● Task details:
Transcribe the records exactly. Pictures do not belong in the transcription.

● Records:

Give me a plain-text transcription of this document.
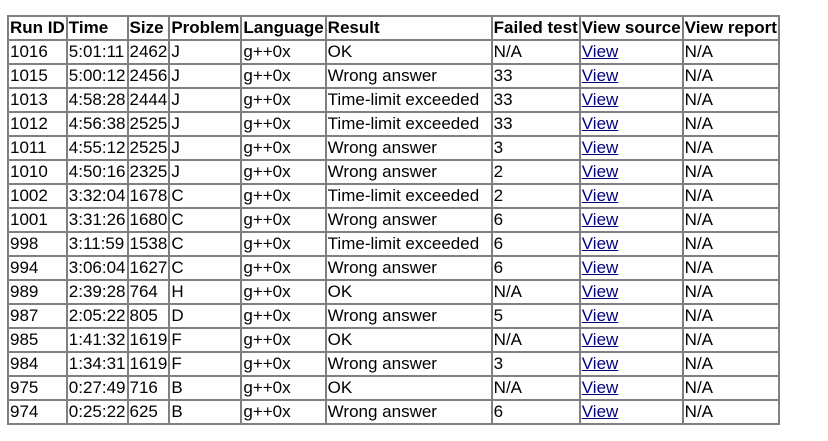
Run ID	Time	Size	Problem	Language	Result	Failed test	View source	View report
1016	5:01:11	2462	J	g++0x	OK	N/A	View	N/A
1015	5:00:12	2456	J	g++0x	Wrong answer	33	View	N/A
1013	4:58:28	2444	J	g++0x	Time-limit exceeded	33	View	N/A
1012	4:56:38	2525	J	g++0x	Time-limit exceeded	33	View	N/A
1011	4:55:12	2525	J	g++0x	Wrong answer	3	View	N/A
1010	4:50:16	2325	J	g++0x	Wrong answer	2	View	N/A
1002	3:32:04	1678	C	g++0x	Time-limit exceeded	2	View	N/A
1001	3:31:26	1680	C	g++0x	Wrong answer	6	View	N/A
998	3:11:59	1538	C	g++0x	Time-limit exceeded	6	View	N/A
994	3:06:04	1627	C	g++0x	Wrong answer	6	View	N/A
989	2:39:28	764	H	g++0x	OK	N/A	View	N/A
987	2:05:22	805	D	g++0x	Wrong answer	5	View	N/A
985	1:41:32	1619	F	g++0x	OK	N/A	View	N/A
984	1:34:31	1619	F	g++0x	Wrong answer	3	View	N/A
975	0:27:49	716	B	g++0x	OK	N/A	View	N/A
974	0:25:22	625	B	g++0x	Wrong answer	6	View	N/A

● Result for this task:
Give me a plain-text transcription of this document.
Run ID	Time	Size	Problem	Language	Result	Failed test	View source	View report
1016	5:01:11	2462	J	g++0x	OK	N/A	View	N/A
1015	5:00:12	2456	J	g++0x	Wrong answer	33	View	N/A
1013	4:58:28	2444	J	g++0x	Time-limit exceeded	33	View	N/A
1012	4:56:38	2525	J	g++0x	Time-limit exceeded	33	View	N/A
1011	4:55:12	2525	J	g++0x	Wrong answer	3	View	N/A
1010	4:50:16	2325	J	g++0x	Wrong answer	2	View	N/A
1002	3:32:04	1678	C	g++0x	Time-limit exceeded	2	View	N/A
1001	3:31:26	1680	C	g++0x	Wrong answer	6	View	N/A
998	3:11:59	1538	C	g++0x	Time-limit exceeded	6	View	N/A
994	3:06:04	1627	C	g++0x	Wrong answer	6	View	N/A
989	2:39:28	764	H	g++0x	OK	N/A	View	N/A
987	2:05:22	805	D	g++0x	Wrong answer	5	View	N/A
985	1:41:32	1619	F	g++0x	OK	N/A	View	N/A
984	1:34:31	1619	F	g++0x	Wrong answer	3	View	N/A
975	0:27:49	716	B	g++0x	OK	N/A	View	N/A
974	0:25:22	625	B	g++0x	Wrong answer	6	View	N/A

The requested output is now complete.